## Extracted records

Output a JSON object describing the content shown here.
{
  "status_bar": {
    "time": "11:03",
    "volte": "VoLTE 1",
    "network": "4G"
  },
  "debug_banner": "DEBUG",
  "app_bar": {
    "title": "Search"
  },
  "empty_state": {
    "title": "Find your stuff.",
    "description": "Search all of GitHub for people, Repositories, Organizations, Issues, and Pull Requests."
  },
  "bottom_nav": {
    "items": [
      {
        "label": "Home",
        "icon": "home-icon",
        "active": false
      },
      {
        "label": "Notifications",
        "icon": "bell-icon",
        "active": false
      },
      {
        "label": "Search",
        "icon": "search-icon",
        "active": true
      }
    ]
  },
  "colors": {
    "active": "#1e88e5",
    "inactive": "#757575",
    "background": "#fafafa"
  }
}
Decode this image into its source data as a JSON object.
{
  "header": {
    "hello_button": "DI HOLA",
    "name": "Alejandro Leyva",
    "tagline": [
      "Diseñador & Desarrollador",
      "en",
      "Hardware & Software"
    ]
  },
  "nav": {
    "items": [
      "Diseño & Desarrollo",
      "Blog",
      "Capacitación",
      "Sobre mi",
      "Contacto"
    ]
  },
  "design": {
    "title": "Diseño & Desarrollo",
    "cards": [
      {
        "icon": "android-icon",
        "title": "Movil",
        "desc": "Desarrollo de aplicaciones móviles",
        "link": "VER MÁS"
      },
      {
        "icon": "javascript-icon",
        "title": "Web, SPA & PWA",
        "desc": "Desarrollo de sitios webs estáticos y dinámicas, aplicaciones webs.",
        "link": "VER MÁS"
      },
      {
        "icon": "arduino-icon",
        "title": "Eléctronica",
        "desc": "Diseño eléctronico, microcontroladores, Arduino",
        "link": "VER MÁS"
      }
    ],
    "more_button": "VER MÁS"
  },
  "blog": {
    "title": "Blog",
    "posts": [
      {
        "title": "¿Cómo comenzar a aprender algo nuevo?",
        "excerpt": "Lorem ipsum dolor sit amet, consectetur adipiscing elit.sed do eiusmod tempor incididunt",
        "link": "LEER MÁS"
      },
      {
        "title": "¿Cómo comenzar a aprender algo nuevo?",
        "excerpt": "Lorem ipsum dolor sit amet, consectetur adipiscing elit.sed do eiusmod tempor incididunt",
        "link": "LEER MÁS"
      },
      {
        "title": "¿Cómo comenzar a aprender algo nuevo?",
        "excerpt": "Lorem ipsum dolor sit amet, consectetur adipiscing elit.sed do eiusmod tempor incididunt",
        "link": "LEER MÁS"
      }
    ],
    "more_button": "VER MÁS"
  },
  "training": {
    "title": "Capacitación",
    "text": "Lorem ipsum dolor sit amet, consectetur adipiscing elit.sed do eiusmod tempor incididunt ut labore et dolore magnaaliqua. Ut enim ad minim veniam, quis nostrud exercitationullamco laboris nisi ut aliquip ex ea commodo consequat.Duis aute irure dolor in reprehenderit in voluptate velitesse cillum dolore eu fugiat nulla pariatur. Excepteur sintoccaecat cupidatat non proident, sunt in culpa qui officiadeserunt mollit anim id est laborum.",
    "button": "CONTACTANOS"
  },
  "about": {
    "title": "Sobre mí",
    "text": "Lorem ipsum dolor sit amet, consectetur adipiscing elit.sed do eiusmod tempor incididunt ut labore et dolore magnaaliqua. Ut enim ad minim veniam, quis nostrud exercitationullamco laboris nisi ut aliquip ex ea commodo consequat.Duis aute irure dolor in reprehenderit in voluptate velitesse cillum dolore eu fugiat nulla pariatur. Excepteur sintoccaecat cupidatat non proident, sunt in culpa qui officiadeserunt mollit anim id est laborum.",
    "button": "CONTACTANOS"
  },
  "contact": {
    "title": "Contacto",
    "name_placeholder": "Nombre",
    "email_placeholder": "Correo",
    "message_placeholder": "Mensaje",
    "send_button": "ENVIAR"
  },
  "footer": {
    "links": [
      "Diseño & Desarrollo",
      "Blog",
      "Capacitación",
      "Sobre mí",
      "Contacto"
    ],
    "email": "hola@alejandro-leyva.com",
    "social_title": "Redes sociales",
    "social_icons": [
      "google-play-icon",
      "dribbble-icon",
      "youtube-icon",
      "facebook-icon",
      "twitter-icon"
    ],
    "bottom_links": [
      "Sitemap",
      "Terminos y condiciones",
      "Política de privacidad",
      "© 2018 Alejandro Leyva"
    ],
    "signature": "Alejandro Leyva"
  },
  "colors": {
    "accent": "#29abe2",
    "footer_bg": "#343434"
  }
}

## Required work
Print every entry exactly as written.

## Result
Output a JSON object describing the content shown here.
{
  "status_bar": {
    "time": "11:03",
    "volte": "VoLTE 1",
    "network": "4G"
  },
  "debug_banner": "DEBUG",
  "app_bar": {
    "title": "Search"
  },
  "empty_state": {
    "title": "Find your stuff.",
    "description": "Search all of GitHub for people, Repositories, Organizations, Issues, and Pull Requests."
  },
  "bottom_nav": {
    "items": [
      {
        "label": "Home",
        "icon": "home-icon",
        "active": false
      },
      {
        "label": "Notifications",
        "icon": "bell-icon",
        "active": false
      },
      {
        "label": "Search",
        "icon": "search-icon",
        "active": true
      }
    ]
  },
  "colors": {
    "active": "#1e88e5",
    "inactive": "#757575",
    "background": "#fafafa"
  }
}
Decode this image into its source data as a JSON object.
{
  "header": {
    "hello_button": "DI HOLA",
    "name": "Alejandro Leyva",
    "tagline": [
      "Diseñador & Desarrollador",
      "en",
      "Hardware & Software"
    ]
  },
  "nav": {
    "items": [
      "Diseño & Desarrollo",
      "Blog",
      "Capacitación",
      "Sobre mi",
      "Contacto"
    ]
  },
  "design": {
    "title": "Diseño & Desarrollo",
    "cards": [
      {
        "icon": "android-icon",
        "title": "Movil",
        "desc": "Desarrollo de aplicaciones móviles",
        "link": "VER MÁS"
      },
      {
        "icon": "javascript-icon",
        "title": "Web, SPA & PWA",
        "desc": "Desarrollo de sitios webs estáticos y dinámicas, aplicaciones webs.",
        "link": "VER MÁS"
      },
      {
        "icon": "arduino-icon",
        "title": "Eléctronica",
        "desc": "Diseño eléctronico, microcontroladores, Arduino",
        "link": "VER MÁS"
      }
    ],
    "more_button": "VER MÁS"
  },
  "blog": {
    "title": "Blog",
    "posts": [
      {
        "title": "¿Cómo comenzar a aprender algo nuevo?",
        "excerpt": "Lorem ipsum dolor sit amet, consectetur adipiscing elit.sed do eiusmod tempor incididunt",
        "link": "LEER MÁS"
      },
      {
        "title": "¿Cómo comenzar a aprender algo nuevo?",
        "excerpt": "Lorem ipsum dolor sit amet, consectetur adipiscing elit.sed do eiusmod tempor incididunt",
        "link": "LEER MÁS"
      },
      {
        "title": "¿Cómo comenzar a aprender algo nuevo?",
        "excerpt": "Lorem ipsum dolor sit amet, consectetur adipiscing elit.sed do eiusmod tempor incididunt",
        "link": "LEER MÁS"
      }
    ],
    "more_button": "VER MÁS"
  },
  "training": {
    "title": "Capacitación",
    "text": "Lorem ipsum dolor sit amet, consectetur adipiscing elit.sed do eiusmod tempor incididunt ut labore et dolore magnaaliqua. Ut enim ad minim veniam, quis nostrud exercitationullamco laboris nisi ut aliquip ex ea commodo consequat.Duis aute irure dolor in reprehenderit in voluptate velitesse cillum dolore eu fugiat nulla pariatur. Excepteur sintoccaecat cupidatat non proident, sunt in culpa qui officiadeserunt mollit anim id est laborum.",
    "button": "CONTACTANOS"
  },
  "about": {
    "title": "Sobre mí",
    "text": "Lorem ipsum dolor sit amet, consectetur adipiscing elit.sed do eiusmod tempor incididunt ut labore et dolore magnaaliqua. Ut enim ad minim veniam, quis nostrud exercitationullamco laboris nisi ut aliquip ex ea commodo consequat.Duis aute irure dolor in reprehenderit in voluptate velitesse cillum dolore eu fugiat nulla pariatur. Excepteur sintoccaecat cupidatat non proident, sunt in culpa qui officiadeserunt mollit anim id est laborum.",
    "button": "CONTACTANOS"
  },
  "contact": {
    "title": "Contacto",
    "name_placeholder": "Nombre",
    "email_placeholder": "Correo",
    "message_placeholder": "Mensaje",
    "send_button": "ENVIAR"
  },
  "footer": {
    "links": [
      "Diseño & Desarrollo",
      "Blog",
      "Capacitación",
      "Sobre mí",
      "Contacto"
    ],
    "email": "hola@alejandro-leyva.com",
    "social_title": "Redes sociales",
    "social_icons": [
      "google-play-icon",
      "dribbble-icon",
      "youtube-icon",
      "facebook-icon",
      "twitter-icon"
    ],
    "bottom_links": [
      "Sitemap",
      "Terminos y condiciones",
      "Política de privacidad",
      "© 2018 Alejandro Leyva"
    ],
    "signature": "Alejandro Leyva"
  },
  "colors": {
    "accent": "#29abe2",
    "footer_bg": "#343434"
  }
}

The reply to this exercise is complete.